▸ **What to work on**
All of the records below must be output exactly, with no pictures carried over.
:: Data in this exercise ::
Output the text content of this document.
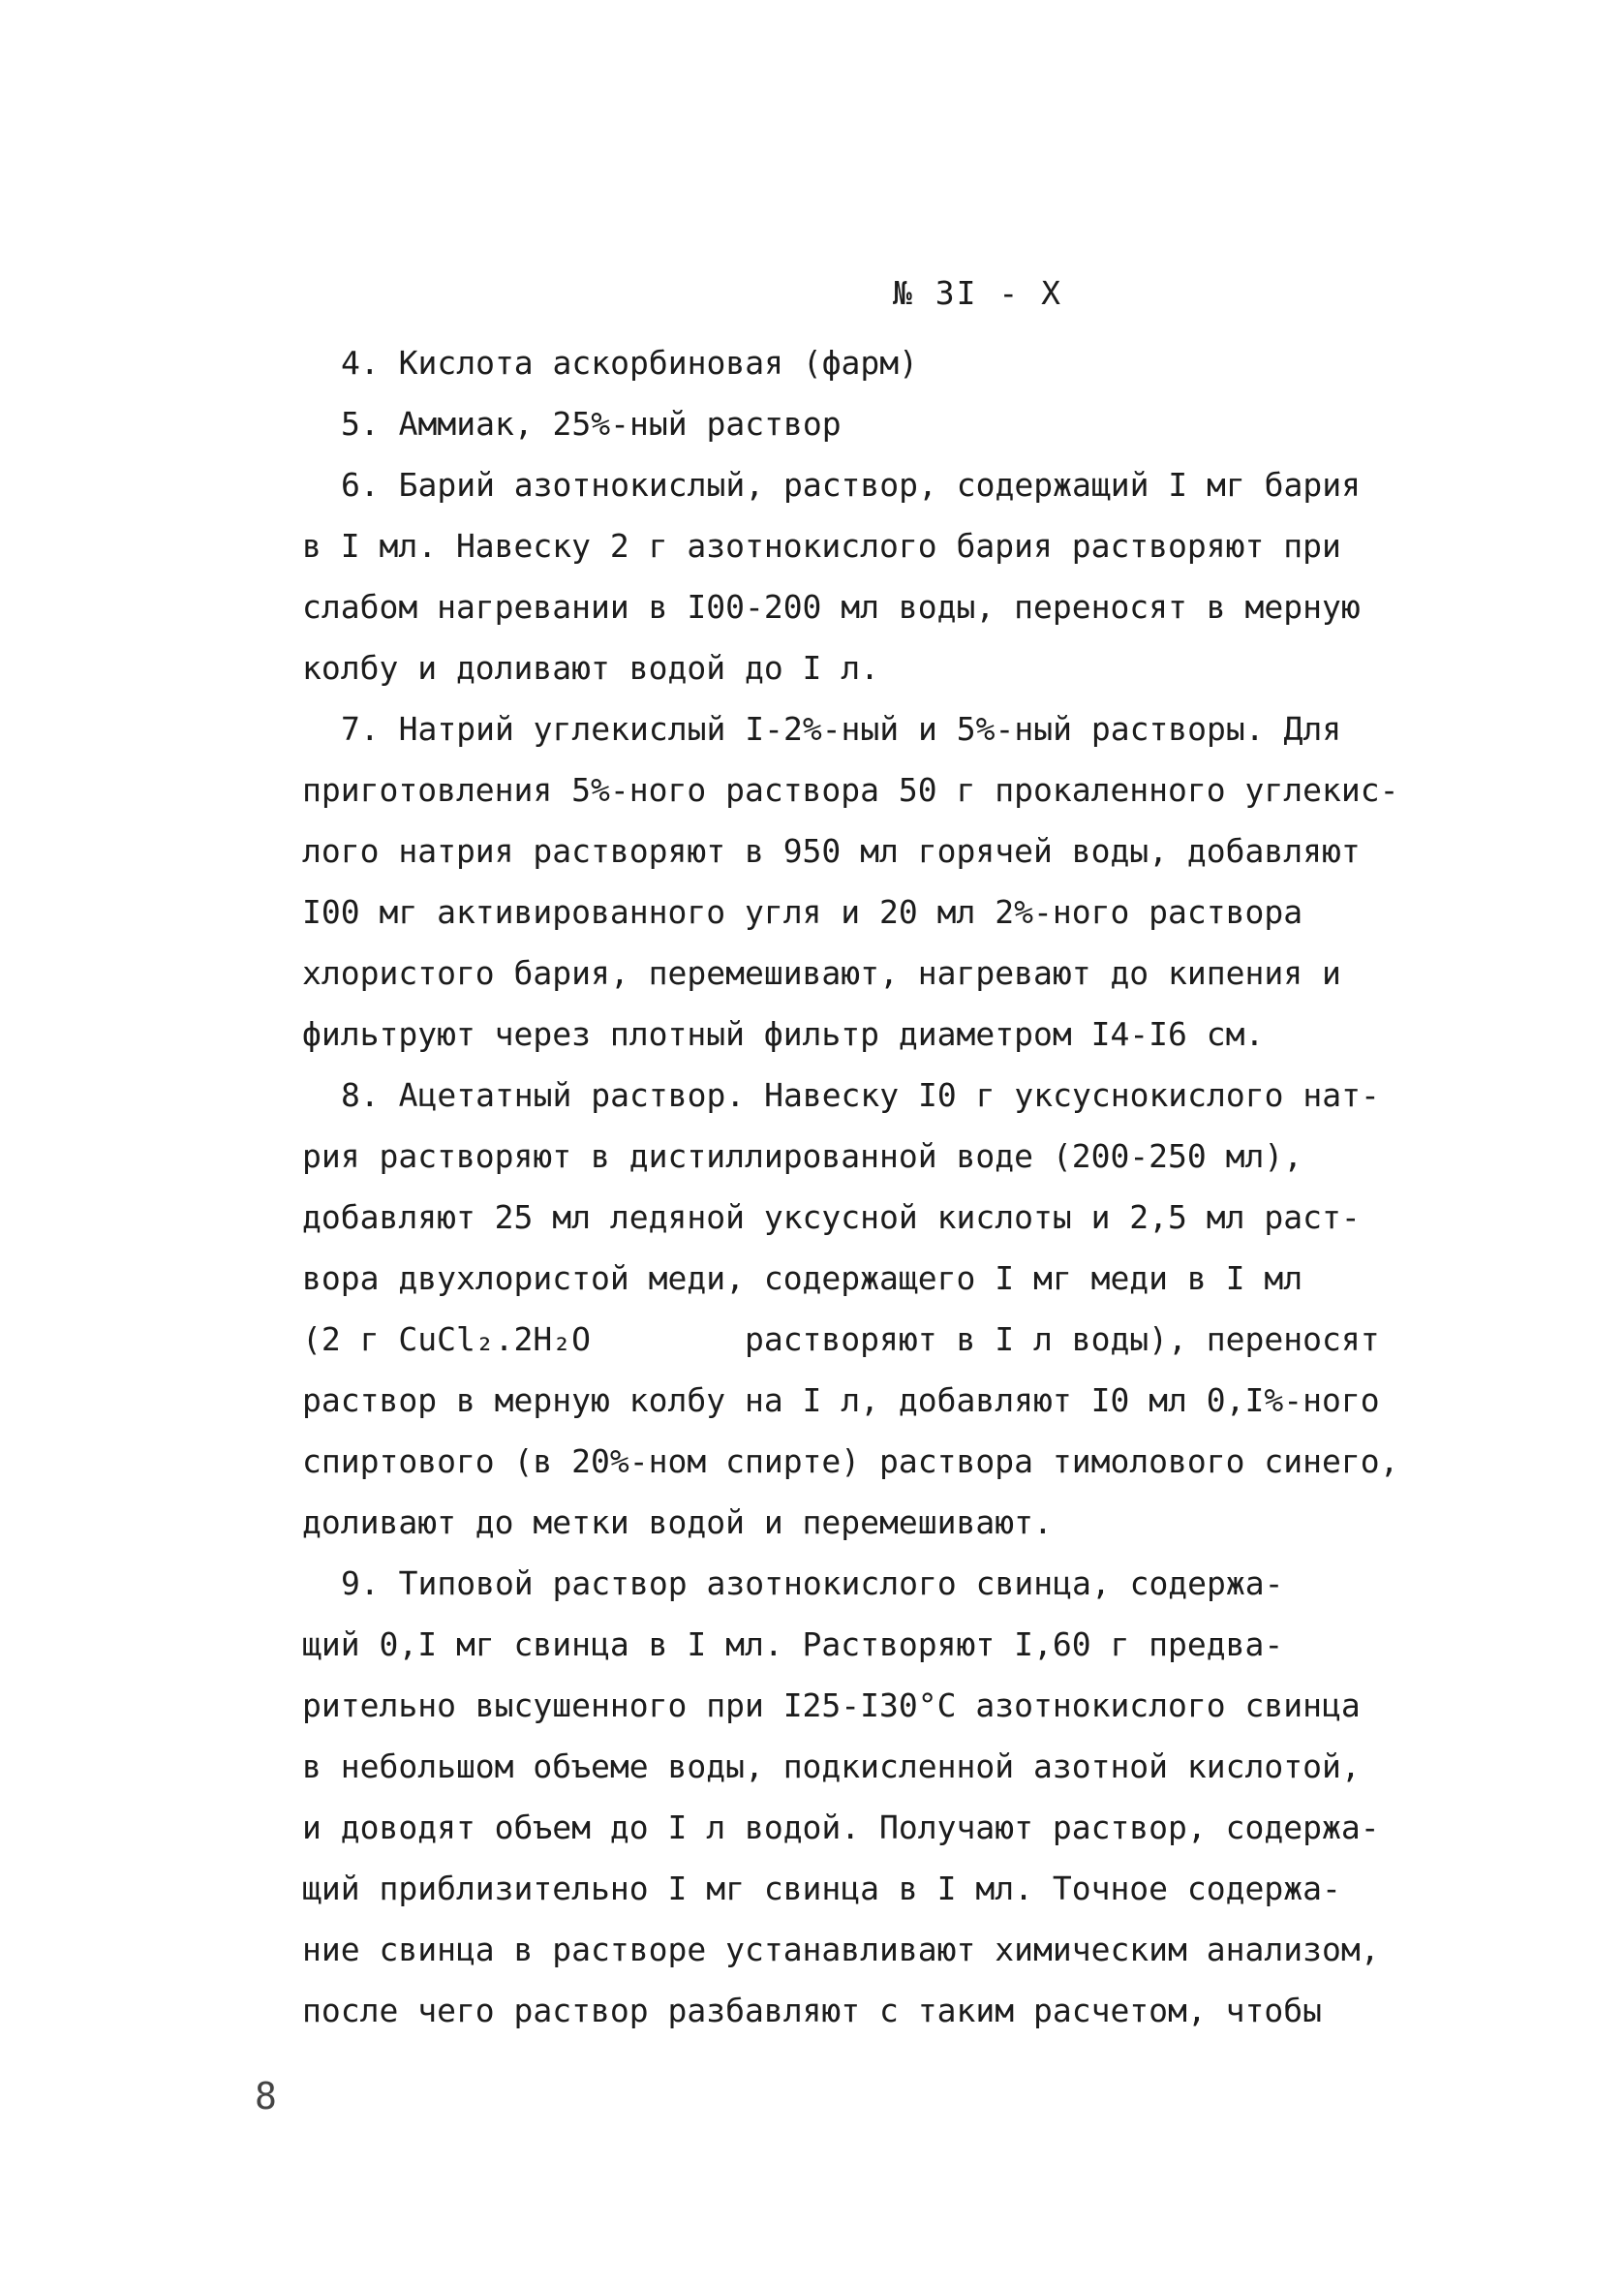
№ 3I - X
4. Кислота аскорбиновая (фарм)
5. Аммиак, 25%-ный раствор
6. Барий азотнокислый, раствор, содержащий I мг бария
в I мл. Навеску 2 г азотнокислого бария растворяют при
слабом нагревании в I00-200 мл воды, переносят в мерную
колбу и доливают водой до I л.
7. Натрий углекислый I-2%-ный и 5%-ный растворы. Для
приготовления 5%-ного раствора 50 г прокаленного углекис-
лого натрия растворяют в 950 мл горячей воды, добавляют
I00 мг активированного угля и 20 мл 2%-ного раствора
хлористого бария, перемешивают, нагревают до кипения и
фильтруют через плотный фильтр диаметром I4-I6 см.
8. Ацетатный раствор. Навеску I0 г уксуснокислого нат-
рия растворяют в дистиллированной воде (200-250 мл),
добавляют 25 мл ледяной уксусной кислоты и 2,5 мл раст-
вора двухлористой меди, содержащего I мг меди в I мл
(2 г CuCl₂.2H₂O        растворяют в I л воды), переносят
раствор в мерную колбу на I л, добавляют I0 мл 0,I%-ного
спиртового (в 20%-ном спирте) раствора тимолового синего,
доливают до метки водой и перемешивают.
9. Типовой раствор азотнокислого свинца, содержа-
щий 0,I мг свинца в I мл. Растворяют I,60 г предва-
рительно высушенного при I25-I30°С азотнокислого свинца
в небольшом объеме воды, подкисленной азотной кислотой,
и доводят объем до I л водой. Получают раствор, содержа-
щий приблизительно I мг свинца в I мл. Точное содержа-
ние свинца в растворе устанавливают химическим анализом,
после чего раствор разбавляют с таким расчетом, чтобы
8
:::
▸ **Exercise output**
Output the text content of this document.
№ 3I - X
4. Кислота аскорбиновая (фарм)
5. Аммиак, 25%-ный раствор
6. Барий азотнокислый, раствор, содержащий I мг бария
в I мл. Навеску 2 г азотнокислого бария растворяют при
слабом нагревании в I00-200 мл воды, переносят в мерную
колбу и доливают водой до I л.
7. Натрий углекислый I-2%-ный и 5%-ный растворы. Для
приготовления 5%-ного раствора 50 г прокаленного углекис-
лого натрия растворяют в 950 мл горячей воды, добавляют
I00 мг активированного угля и 20 мл 2%-ного раствора
хлористого бария, перемешивают, нагревают до кипения и
фильтруют через плотный фильтр диаметром I4-I6 см.
8. Ацетатный раствор. Навеску I0 г уксуснокислого нат-
рия растворяют в дистиллированной воде (200-250 мл),
добавляют 25 мл ледяной уксусной кислоты и 2,5 мл раст-
вора двухлористой меди, содержащего I мг меди в I мл
(2 г CuCl₂.2H₂O        растворяют в I л воды), переносят
раствор в мерную колбу на I л, добавляют I0 мл 0,I%-ного
спиртового (в 20%-ном спирте) раствора тимолового синего,
доливают до метки водой и перемешивают.
9. Типовой раствор азотнокислого свинца, содержа-
щий 0,I мг свинца в I мл. Растворяют I,60 г предва-
рительно высушенного при I25-I30°С азотнокислого свинца
в небольшом объеме воды, подкисленной азотной кислотой,
и доводят объем до I л водой. Получают раствор, содержа-
щий приблизительно I мг свинца в I мл. Точное содержа-
ние свинца в растворе устанавливают химическим анализом,
после чего раствор разбавляют с таким расчетом, чтобы
8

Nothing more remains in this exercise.